↓

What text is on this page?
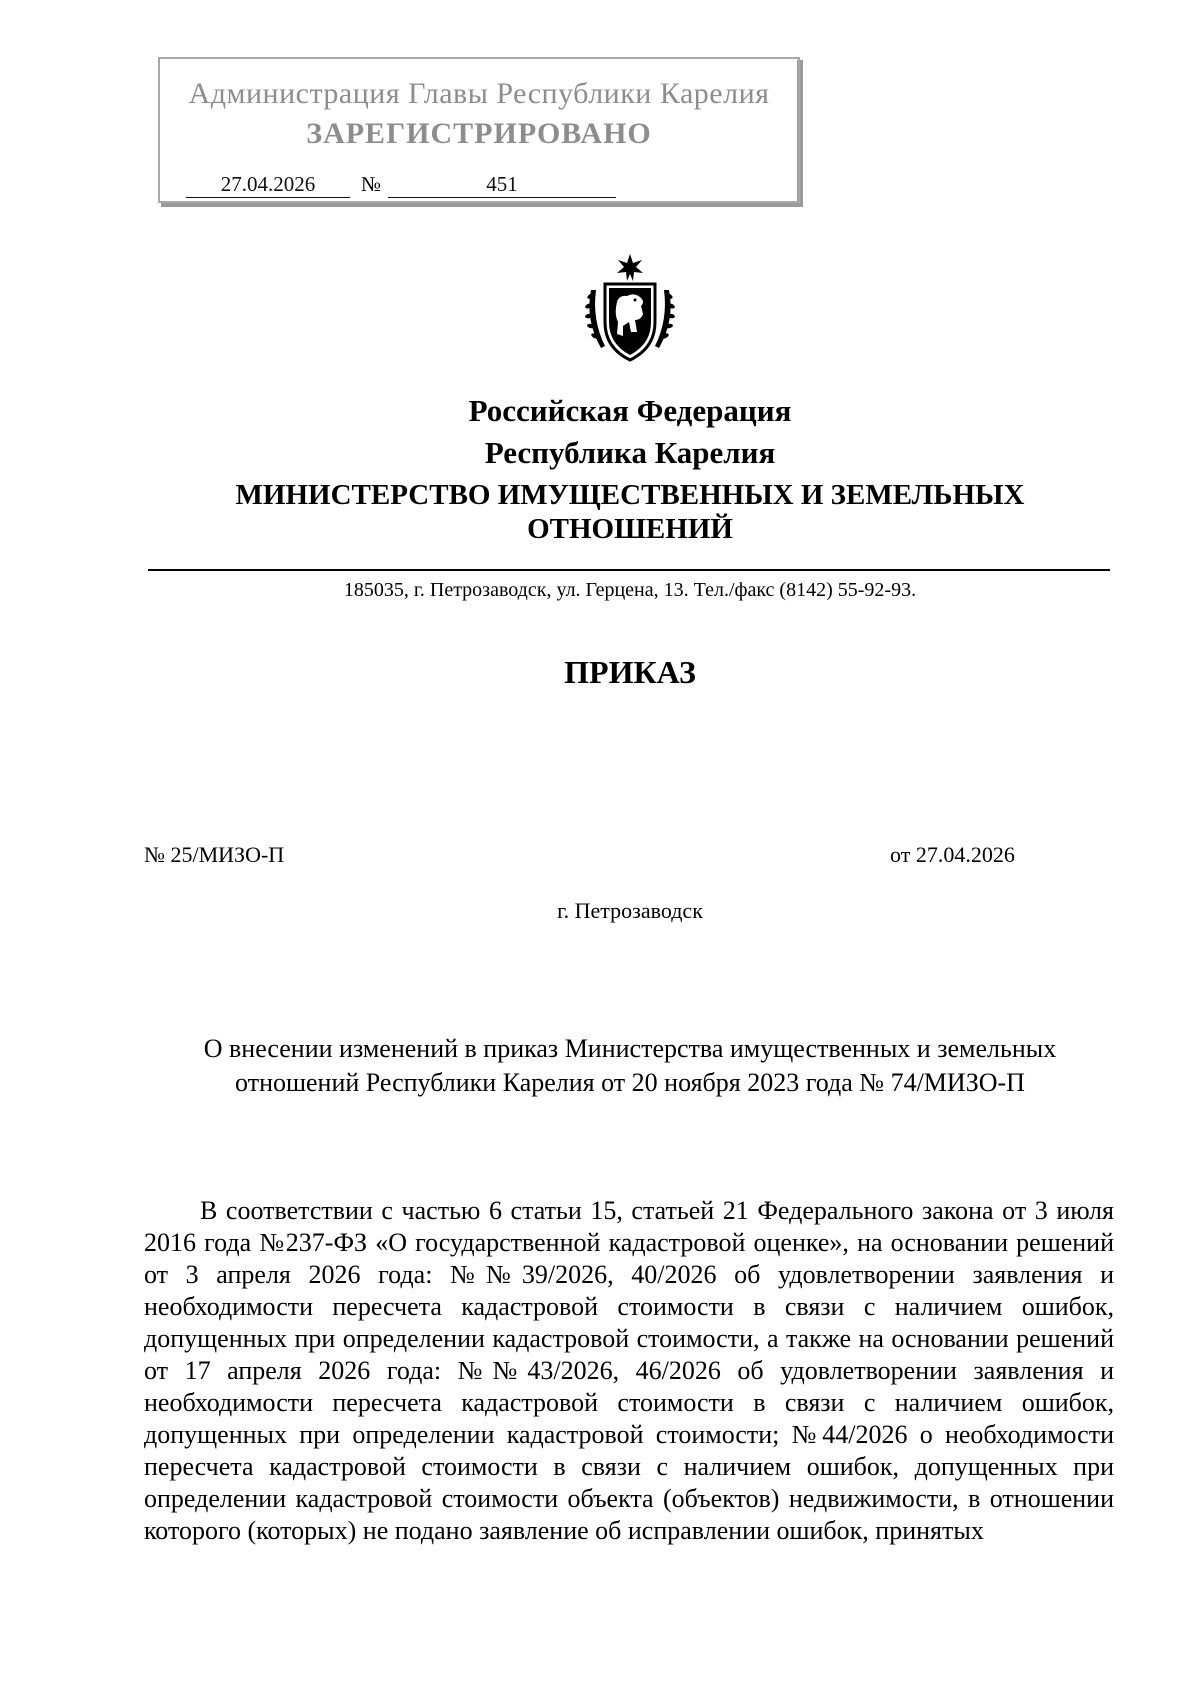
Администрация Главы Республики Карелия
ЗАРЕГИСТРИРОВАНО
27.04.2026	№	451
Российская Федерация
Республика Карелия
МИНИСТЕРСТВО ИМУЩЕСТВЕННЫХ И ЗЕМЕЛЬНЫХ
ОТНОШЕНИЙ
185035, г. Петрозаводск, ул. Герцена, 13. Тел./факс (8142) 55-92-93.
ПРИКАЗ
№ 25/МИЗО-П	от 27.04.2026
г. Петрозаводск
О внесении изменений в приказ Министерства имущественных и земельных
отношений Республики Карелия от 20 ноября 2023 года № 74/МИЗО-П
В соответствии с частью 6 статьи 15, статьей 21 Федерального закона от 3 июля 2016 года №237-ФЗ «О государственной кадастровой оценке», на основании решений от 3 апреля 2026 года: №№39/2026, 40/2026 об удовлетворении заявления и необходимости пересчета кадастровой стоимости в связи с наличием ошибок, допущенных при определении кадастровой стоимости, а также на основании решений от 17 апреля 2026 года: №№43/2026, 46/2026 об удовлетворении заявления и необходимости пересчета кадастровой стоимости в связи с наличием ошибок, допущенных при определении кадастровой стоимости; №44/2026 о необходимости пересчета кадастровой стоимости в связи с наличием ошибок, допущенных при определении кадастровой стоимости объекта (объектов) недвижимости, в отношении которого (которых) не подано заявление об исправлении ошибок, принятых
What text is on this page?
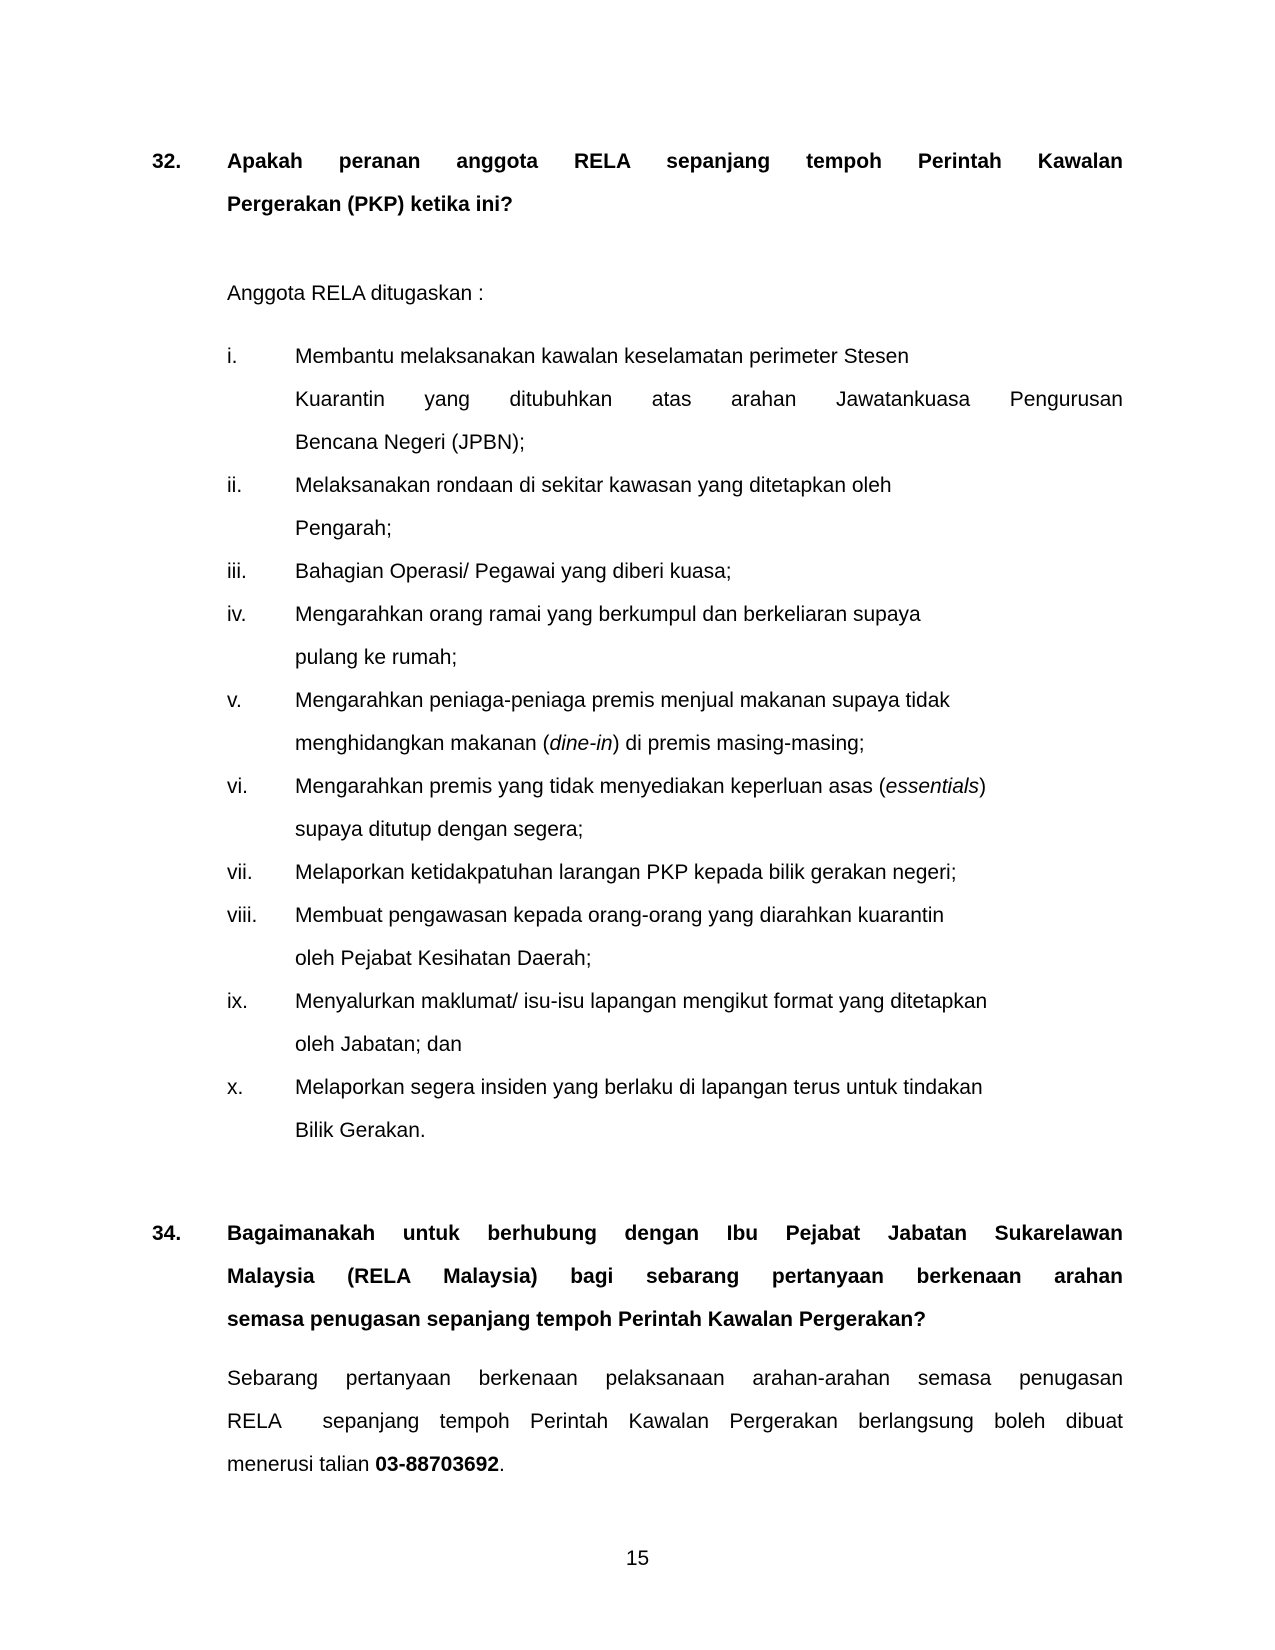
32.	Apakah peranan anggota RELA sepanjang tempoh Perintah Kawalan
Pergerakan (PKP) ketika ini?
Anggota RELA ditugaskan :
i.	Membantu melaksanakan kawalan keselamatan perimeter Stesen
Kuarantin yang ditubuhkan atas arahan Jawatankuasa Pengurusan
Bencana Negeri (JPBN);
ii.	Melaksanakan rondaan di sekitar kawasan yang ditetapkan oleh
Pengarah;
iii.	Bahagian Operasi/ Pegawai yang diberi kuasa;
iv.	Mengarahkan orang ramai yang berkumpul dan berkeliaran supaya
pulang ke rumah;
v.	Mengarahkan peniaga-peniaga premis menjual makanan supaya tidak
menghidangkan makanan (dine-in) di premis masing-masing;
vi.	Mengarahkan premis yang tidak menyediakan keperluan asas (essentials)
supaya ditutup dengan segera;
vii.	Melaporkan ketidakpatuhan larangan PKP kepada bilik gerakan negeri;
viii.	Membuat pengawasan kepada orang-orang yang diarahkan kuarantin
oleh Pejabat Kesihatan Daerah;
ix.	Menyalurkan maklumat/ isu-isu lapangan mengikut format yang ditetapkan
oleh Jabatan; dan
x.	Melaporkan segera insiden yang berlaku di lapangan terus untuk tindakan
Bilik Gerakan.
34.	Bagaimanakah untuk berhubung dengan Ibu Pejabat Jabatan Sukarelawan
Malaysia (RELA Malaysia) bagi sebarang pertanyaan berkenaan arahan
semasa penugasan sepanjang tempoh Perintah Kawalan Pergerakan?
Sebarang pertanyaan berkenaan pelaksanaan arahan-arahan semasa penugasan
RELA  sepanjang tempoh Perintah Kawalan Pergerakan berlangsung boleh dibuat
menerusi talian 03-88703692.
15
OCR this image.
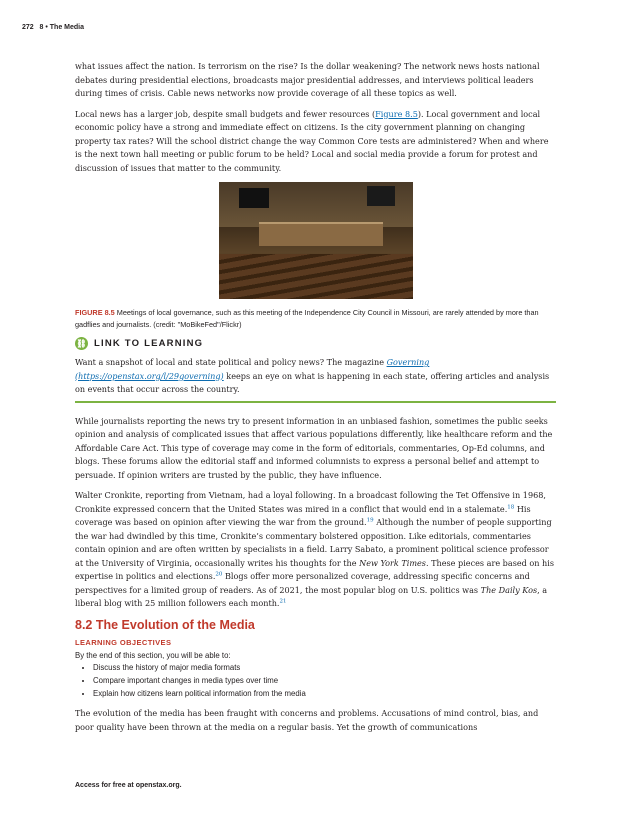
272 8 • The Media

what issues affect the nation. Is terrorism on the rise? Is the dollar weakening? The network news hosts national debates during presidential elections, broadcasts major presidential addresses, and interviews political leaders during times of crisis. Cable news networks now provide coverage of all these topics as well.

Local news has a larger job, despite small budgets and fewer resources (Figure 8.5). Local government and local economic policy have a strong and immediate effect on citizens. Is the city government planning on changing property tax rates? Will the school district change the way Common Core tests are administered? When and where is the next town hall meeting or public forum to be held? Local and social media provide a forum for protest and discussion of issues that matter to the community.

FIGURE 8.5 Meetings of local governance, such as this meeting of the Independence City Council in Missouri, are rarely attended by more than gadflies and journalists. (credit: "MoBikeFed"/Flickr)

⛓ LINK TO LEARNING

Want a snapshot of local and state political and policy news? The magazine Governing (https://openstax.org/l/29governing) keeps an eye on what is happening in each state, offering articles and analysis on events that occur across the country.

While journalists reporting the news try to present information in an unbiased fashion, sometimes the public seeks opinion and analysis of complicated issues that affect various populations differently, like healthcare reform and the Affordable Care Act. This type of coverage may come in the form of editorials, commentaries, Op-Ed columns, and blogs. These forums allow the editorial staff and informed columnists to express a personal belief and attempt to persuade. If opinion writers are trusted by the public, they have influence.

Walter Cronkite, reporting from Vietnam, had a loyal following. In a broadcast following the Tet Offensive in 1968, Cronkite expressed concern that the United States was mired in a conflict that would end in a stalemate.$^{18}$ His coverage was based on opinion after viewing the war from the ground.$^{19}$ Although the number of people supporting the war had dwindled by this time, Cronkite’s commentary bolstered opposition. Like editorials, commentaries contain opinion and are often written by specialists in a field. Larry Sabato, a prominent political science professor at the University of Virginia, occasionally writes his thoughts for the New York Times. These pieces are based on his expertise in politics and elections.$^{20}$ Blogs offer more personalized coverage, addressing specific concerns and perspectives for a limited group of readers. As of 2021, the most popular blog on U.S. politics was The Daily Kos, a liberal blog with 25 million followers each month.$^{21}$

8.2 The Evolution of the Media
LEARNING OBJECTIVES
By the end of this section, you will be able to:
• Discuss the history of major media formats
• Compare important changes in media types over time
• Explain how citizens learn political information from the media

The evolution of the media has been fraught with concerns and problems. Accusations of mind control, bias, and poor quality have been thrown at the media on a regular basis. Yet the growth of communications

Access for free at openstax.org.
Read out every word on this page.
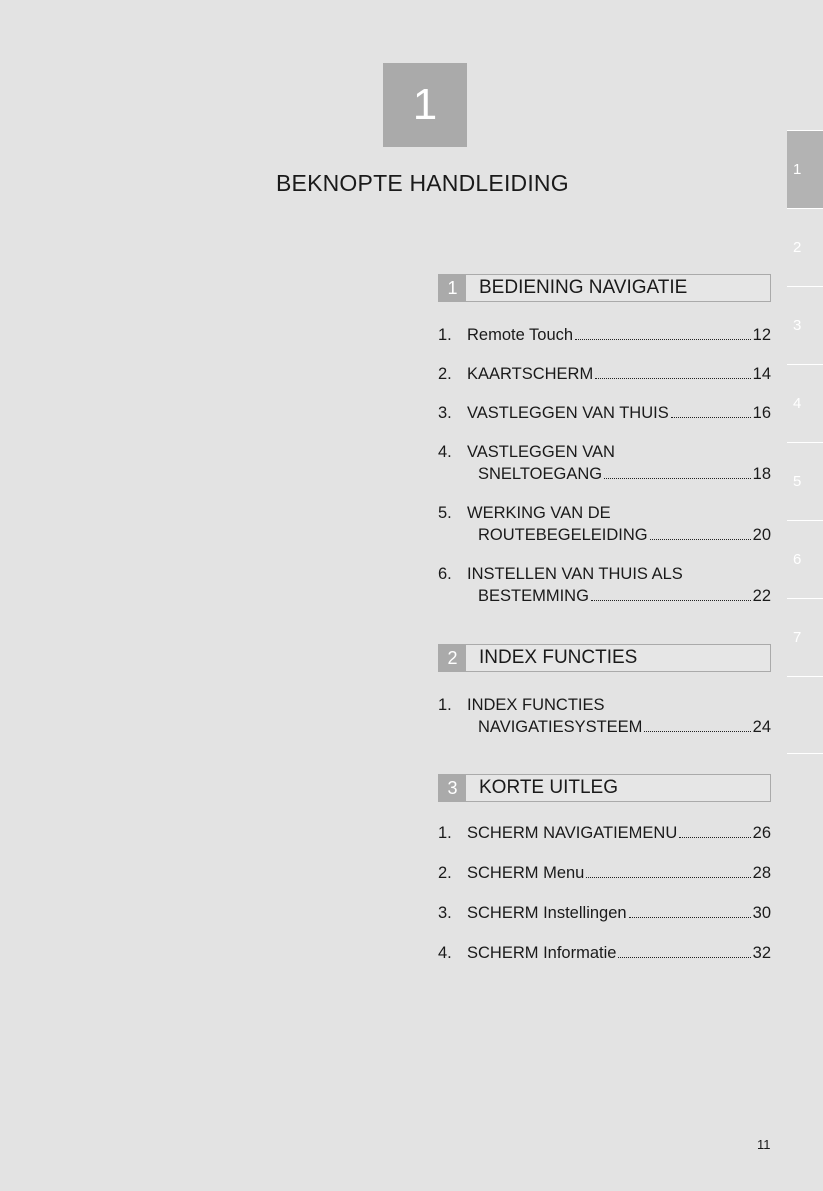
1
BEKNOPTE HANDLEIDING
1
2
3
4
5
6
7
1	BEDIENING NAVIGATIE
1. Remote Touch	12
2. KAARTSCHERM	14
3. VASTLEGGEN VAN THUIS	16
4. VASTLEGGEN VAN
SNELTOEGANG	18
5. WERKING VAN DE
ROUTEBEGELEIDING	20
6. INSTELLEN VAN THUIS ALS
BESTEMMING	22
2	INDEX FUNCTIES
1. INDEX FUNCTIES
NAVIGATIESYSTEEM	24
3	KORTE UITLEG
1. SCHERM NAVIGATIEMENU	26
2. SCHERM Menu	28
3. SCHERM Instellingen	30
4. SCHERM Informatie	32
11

↑

What to work on | Without the pictures, repeat all the records word for word.

Written solution |
What text is on this page?
Администрация Главы Республики Карелия
ЗАРЕГИСТРИРОВАНО
27.04.2026	№	451
Российская Федерация
Республика Карелия
МИНИСТЕРСТВО ИМУЩЕСТВЕННЫХ И ЗЕМЕЛЬНЫХ
ОТНОШЕНИЙ
185035, г. Петрозаводск, ул. Герцена, 13. Тел./факс (8142) 55-92-93.
ПРИКАЗ
№ 25/МИЗО-П	от 27.04.2026
г. Петрозаводск
О внесении изменений в приказ Министерства имущественных и земельных
отношений Республики Карелия от 20 ноября 2023 года № 74/МИЗО-П
В соответствии с частью 6 статьи 15, статьей 21 Федерального закона от 3 июля 2016 года №237-ФЗ «О государственной кадастровой оценке», на основании решений от 3 апреля 2026 года: №№39/2026, 40/2026 об удовлетворении заявления и необходимости пересчета кадастровой стоимости в связи с наличием ошибок, допущенных при определении кадастровой стоимости, а также на основании решений от 17 апреля 2026 года: №№43/2026, 46/2026 об удовлетворении заявления и необходимости пересчета кадастровой стоимости в связи с наличием ошибок, допущенных при определении кадастровой стоимости; №44/2026 о необходимости пересчета кадастровой стоимости в связи с наличием ошибок, допущенных при определении кадастровой стоимости объекта (объектов) недвижимости, в отношении которого (которых) не подано заявление об исправлении ошибок, принятых
What text is on this page?
32.	Apakah peranan anggota RELA sepanjang tempoh Perintah Kawalan
Pergerakan (PKP) ketika ini?
Anggota RELA ditugaskan :
i.	Membantu melaksanakan kawalan keselamatan perimeter Stesen
Kuarantin yang ditubuhkan atas arahan Jawatankuasa Pengurusan
Bencana Negeri (JPBN);
ii.	Melaksanakan rondaan di sekitar kawasan yang ditetapkan oleh
Pengarah;
iii.	Bahagian Operasi/ Pegawai yang diberi kuasa;
iv.	Mengarahkan orang ramai yang berkumpul dan berkeliaran supaya
pulang ke rumah;
v.	Mengarahkan peniaga-peniaga premis menjual makanan supaya tidak
menghidangkan makanan (dine-in) di premis masing-masing;
vi.	Mengarahkan premis yang tidak menyediakan keperluan asas (essentials)
supaya ditutup dengan segera;
vii.	Melaporkan ketidakpatuhan larangan PKP kepada bilik gerakan negeri;
viii.	Membuat pengawasan kepada orang-orang yang diarahkan kuarantin
oleh Pejabat Kesihatan Daerah;
ix.	Menyalurkan maklumat/ isu-isu lapangan mengikut format yang ditetapkan
oleh Jabatan; dan
x.	Melaporkan segera insiden yang berlaku di lapangan terus untuk tindakan
Bilik Gerakan.
34.	Bagaimanakah untuk berhubung dengan Ibu Pejabat Jabatan Sukarelawan
Malaysia (RELA Malaysia) bagi sebarang pertanyaan berkenaan arahan
semasa penugasan sepanjang tempoh Perintah Kawalan Pergerakan?
Sebarang pertanyaan berkenaan pelaksanaan arahan-arahan semasa penugasan
RELA  sepanjang tempoh Perintah Kawalan Pergerakan berlangsung boleh dibuat
menerusi talian 03-88703692.
15
OCR this image.
272 8 • The Media

what issues affect the nation. Is terrorism on the rise? Is the dollar weakening? The network news hosts national debates during presidential elections, broadcasts major presidential addresses, and interviews political leaders during times of crisis. Cable news networks now provide coverage of all these topics as well.

Local news has a larger job, despite small budgets and fewer resources (Figure 8.5). Local government and local economic policy have a strong and immediate effect on citizens. Is the city government planning on changing property tax rates? Will the school district change the way Common Core tests are administered? When and where is the next town hall meeting or public forum to be held? Local and social media provide a forum for protest and discussion of issues that matter to the community.

FIGURE 8.5 Meetings of local governance, such as this meeting of the Independence City Council in Missouri, are rarely attended by more than gadflies and journalists. (credit: "MoBikeFed"/Flickr)

⛓ LINK TO LEARNING

Want a snapshot of local and state political and policy news? The magazine Governing (https://openstax.org/l/29governing) keeps an eye on what is happening in each state, offering articles and analysis on events that occur across the country.

While journalists reporting the news try to present information in an unbiased fashion, sometimes the public seeks opinion and analysis of complicated issues that affect various populations differently, like healthcare reform and the Affordable Care Act. This type of coverage may come in the form of editorials, commentaries, Op-Ed columns, and blogs. These forums allow the editorial staff and informed columnists to express a personal belief and attempt to persuade. If opinion writers are trusted by the public, they have influence.

Walter Cronkite, reporting from Vietnam, had a loyal following. In a broadcast following the Tet Offensive in 1968, Cronkite expressed concern that the United States was mired in a conflict that would end in a stalemate.$^{18}$ His coverage was based on opinion after viewing the war from the ground.$^{19}$ Although the number of people supporting the war had dwindled by this time, Cronkite’s commentary bolstered opposition. Like editorials, commentaries contain opinion and are often written by specialists in a field. Larry Sabato, a prominent political science professor at the University of Virginia, occasionally writes his thoughts for the New York Times. These pieces are based on his expertise in politics and elections.$^{20}$ Blogs offer more personalized coverage, addressing specific concerns and perspectives for a limited group of readers. As of 2021, the most popular blog on U.S. politics was The Daily Kos, a liberal blog with 25 million followers each month.$^{21}$

8.2 The Evolution of the Media
LEARNING OBJECTIVES
By the end of this section, you will be able to:
• Discuss the history of major media formats
• Compare important changes in media types over time
• Explain how citizens learn political information from the media

The evolution of the media has been fraught with concerns and problems. Accusations of mind control, bias, and poor quality have been thrown at the media on a regular basis. Yet the growth of communications

Access for free at openstax.org.
Read out every word on this page.
1
BEKNOPTE HANDLEIDING
1
2
3
4
5
6
7
1	BEDIENING NAVIGATIE
1. Remote Touch	12
2. KAARTSCHERM	14
3. VASTLEGGEN VAN THUIS	16
4. VASTLEGGEN VAN
SNELTOEGANG	18
5. WERKING VAN DE
ROUTEBEGELEIDING	20
6. INSTELLEN VAN THUIS ALS
BESTEMMING	22
2	INDEX FUNCTIES
1. INDEX FUNCTIES
NAVIGATIESYSTEEM	24
3	KORTE UITLEG
1. SCHERM NAVIGATIEMENU	26
2. SCHERM Menu	28
3. SCHERM Instellingen	30
4. SCHERM Informatie	32
11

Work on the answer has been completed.